Retype each of the items below with every line unchanged, leaving out the pictures.

++++++++++

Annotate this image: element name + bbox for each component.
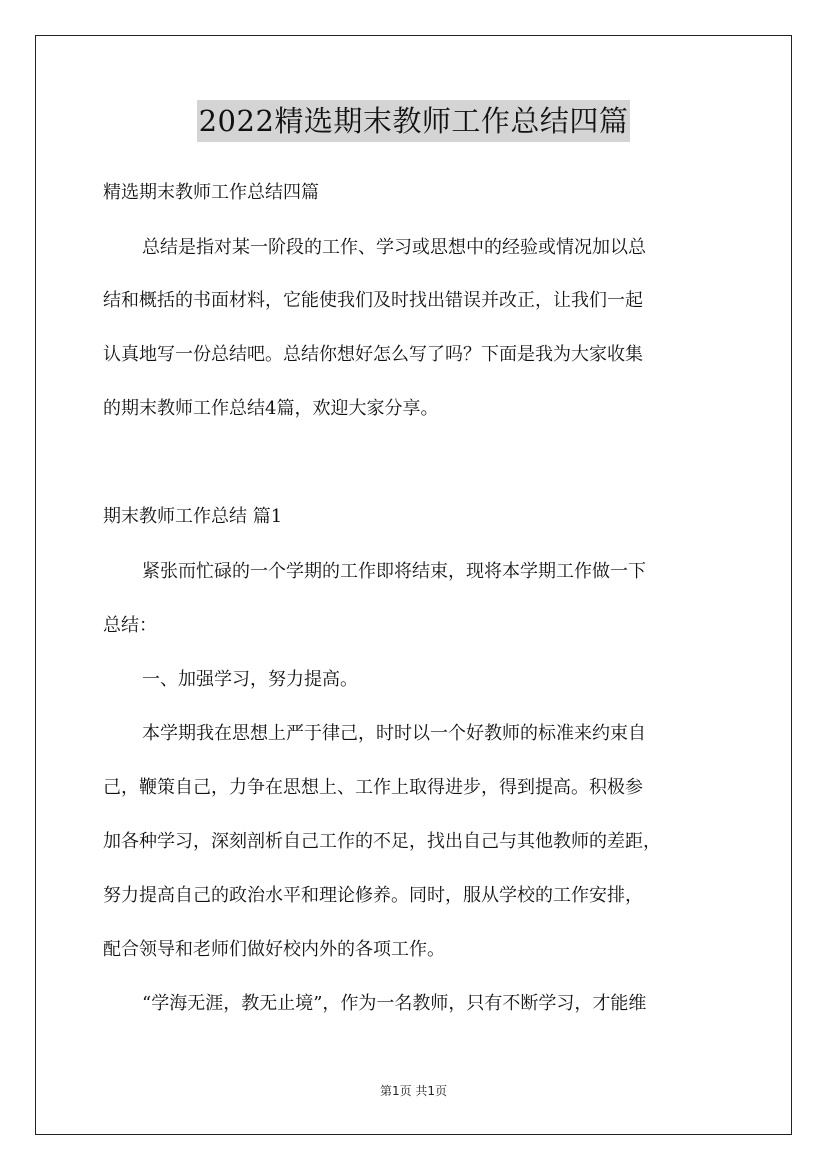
body-line: 本学期我在思想上严于律己，时时以一个好教师的标准来约束自 <box>142 723 646 744</box>
body-line: 加各种学习，深刻剖析自己工作的不足，找出自己与其他教师的差距， <box>103 831 661 852</box>
document-subtitle: 精选期末教师工作总结四篇 <box>103 182 319 203</box>
body-line: 配合领导和老师们做好校内外的各项工作。 <box>103 939 445 960</box>
body-line: 紧张而忙碌的一个学期的工作即将结束，现将本学期工作做一下 <box>142 561 646 582</box>
body-line: 己，鞭策自己，力争在思想上、工作上取得进步，得到提高。积极参 <box>103 777 643 798</box>
title-wrap <box>0 100 827 142</box>
document-title: 2022精选期末教师工作总结四篇 <box>197 100 631 142</box>
intro-line: 结和概括的书面材料，它能使我们及时找出错误并改正，让我们一起 <box>103 290 643 311</box>
body-line: “学海无涯，教无止境”，作为一名教师，只有不断学习，才能维 <box>142 993 647 1014</box>
body-line: 一、加强学习，努力提高。 <box>142 669 358 690</box>
body-line: 努力提高自己的政治水平和理论修养。同时，服从学校的工作安排， <box>103 885 643 906</box>
intro-line: 认真地写一份总结吧。总结你想好怎么写了吗？下面是我为大家收集 <box>103 344 643 365</box>
body-line: 总结： <box>103 615 157 636</box>
page-footer: 第1页 共1页 <box>379 1084 448 1098</box>
section-heading: 期末教师工作总结 篇1 <box>103 506 283 527</box>
intro-line: 的期末教师工作总结4篇，欢迎大家分享。 <box>103 398 439 419</box>
intro-line: 总结是指对某一阶段的工作、学习或思想中的经验或情况加以总 <box>142 237 646 258</box>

++++++++++

SOLUTION TO THIS EXERCISE:
Annotate this image: element name + bbox for each component.
body-line: 本学期我在思想上严于律己，时时以一个好教师的标准来约束自 <box>142 723 646 744</box>
body-line: 加各种学习，深刻剖析自己工作的不足，找出自己与其他教师的差距， <box>103 831 661 852</box>
document-subtitle: 精选期末教师工作总结四篇 <box>103 182 319 203</box>
body-line: 配合领导和老师们做好校内外的各项工作。 <box>103 939 445 960</box>
body-line: 紧张而忙碌的一个学期的工作即将结束，现将本学期工作做一下 <box>142 561 646 582</box>
body-line: 己，鞭策自己，力争在思想上、工作上取得进步，得到提高。积极参 <box>103 777 643 798</box>
title-wrap <box>0 100 827 142</box>
document-title: 2022精选期末教师工作总结四篇 <box>197 100 631 142</box>
intro-line: 结和概括的书面材料，它能使我们及时找出错误并改正，让我们一起 <box>103 290 643 311</box>
body-line: “学海无涯，教无止境”，作为一名教师，只有不断学习，才能维 <box>142 993 647 1014</box>
body-line: 一、加强学习，努力提高。 <box>142 669 358 690</box>
body-line: 努力提高自己的政治水平和理论修养。同时，服从学校的工作安排， <box>103 885 643 906</box>
intro-line: 认真地写一份总结吧。总结你想好怎么写了吗？下面是我为大家收集 <box>103 344 643 365</box>
body-line: 总结： <box>103 615 157 636</box>
page-footer: 第1页 共1页 <box>379 1084 448 1098</box>
section-heading: 期末教师工作总结 篇1 <box>103 506 283 527</box>
intro-line: 的期末教师工作总结4篇，欢迎大家分享。 <box>103 398 439 419</box>
intro-line: 总结是指对某一阶段的工作、学习或思想中的经验或情况加以总 <box>142 237 646 258</box>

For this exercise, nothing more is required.